__Listed entries__
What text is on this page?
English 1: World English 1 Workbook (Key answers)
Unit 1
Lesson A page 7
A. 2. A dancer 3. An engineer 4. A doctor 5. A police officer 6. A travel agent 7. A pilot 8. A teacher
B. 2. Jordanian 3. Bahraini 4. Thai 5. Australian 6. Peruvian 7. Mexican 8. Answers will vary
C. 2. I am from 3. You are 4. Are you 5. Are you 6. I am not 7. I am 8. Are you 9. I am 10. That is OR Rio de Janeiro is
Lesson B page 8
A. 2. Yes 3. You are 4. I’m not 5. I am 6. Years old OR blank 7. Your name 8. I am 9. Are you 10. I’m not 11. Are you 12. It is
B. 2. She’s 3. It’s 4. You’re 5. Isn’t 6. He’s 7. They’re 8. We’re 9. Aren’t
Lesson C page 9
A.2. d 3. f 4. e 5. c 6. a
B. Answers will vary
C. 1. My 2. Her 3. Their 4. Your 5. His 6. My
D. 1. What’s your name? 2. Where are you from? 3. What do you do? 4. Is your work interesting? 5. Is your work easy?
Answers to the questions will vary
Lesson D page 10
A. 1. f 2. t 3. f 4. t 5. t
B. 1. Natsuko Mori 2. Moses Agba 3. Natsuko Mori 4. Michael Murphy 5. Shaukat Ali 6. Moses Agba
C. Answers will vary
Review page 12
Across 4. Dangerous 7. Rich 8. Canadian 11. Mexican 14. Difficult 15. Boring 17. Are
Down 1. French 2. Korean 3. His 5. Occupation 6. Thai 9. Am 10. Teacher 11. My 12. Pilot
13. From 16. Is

__Written instruction__
All of the data shown above must be copied exactly.

__Result__
What text is on this page?
English 1: World English 1 Workbook (Key answers)
Unit 1
Lesson A page 7
A. 2. A dancer 3. An engineer 4. A doctor 5. A police officer 6. A travel agent 7. A pilot 8. A teacher
B. 2. Jordanian 3. Bahraini 4. Thai 5. Australian 6. Peruvian 7. Mexican 8. Answers will vary
C. 2. I am from 3. You are 4. Are you 5. Are you 6. I am not 7. I am 8. Are you 9. I am 10. That is OR Rio de Janeiro is
Lesson B page 8
A. 2. Yes 3. You are 4. I’m not 5. I am 6. Years old OR blank 7. Your name 8. I am 9. Are you 10. I’m not 11. Are you 12. It is
B. 2. She’s 3. It’s 4. You’re 5. Isn’t 6. He’s 7. They’re 8. We’re 9. Aren’t
Lesson C page 9
A.2. d 3. f 4. e 5. c 6. a
B. Answers will vary
C. 1. My 2. Her 3. Their 4. Your 5. His 6. My
D. 1. What’s your name? 2. Where are you from? 3. What do you do? 4. Is your work interesting? 5. Is your work easy?
Answers to the questions will vary
Lesson D page 10
A. 1. f 2. t 3. f 4. t 5. t
B. 1. Natsuko Mori 2. Moses Agba 3. Natsuko Mori 4. Michael Murphy 5. Shaukat Ali 6. Moses Agba
C. Answers will vary
Review page 12
Across 4. Dangerous 7. Rich 8. Canadian 11. Mexican 14. Difficult 15. Boring 17. Are
Down 1. French 2. Korean 3. His 5. Occupation 6. Thai 9. Am 10. Teacher 11. My 12. Pilot
13. From 16. Is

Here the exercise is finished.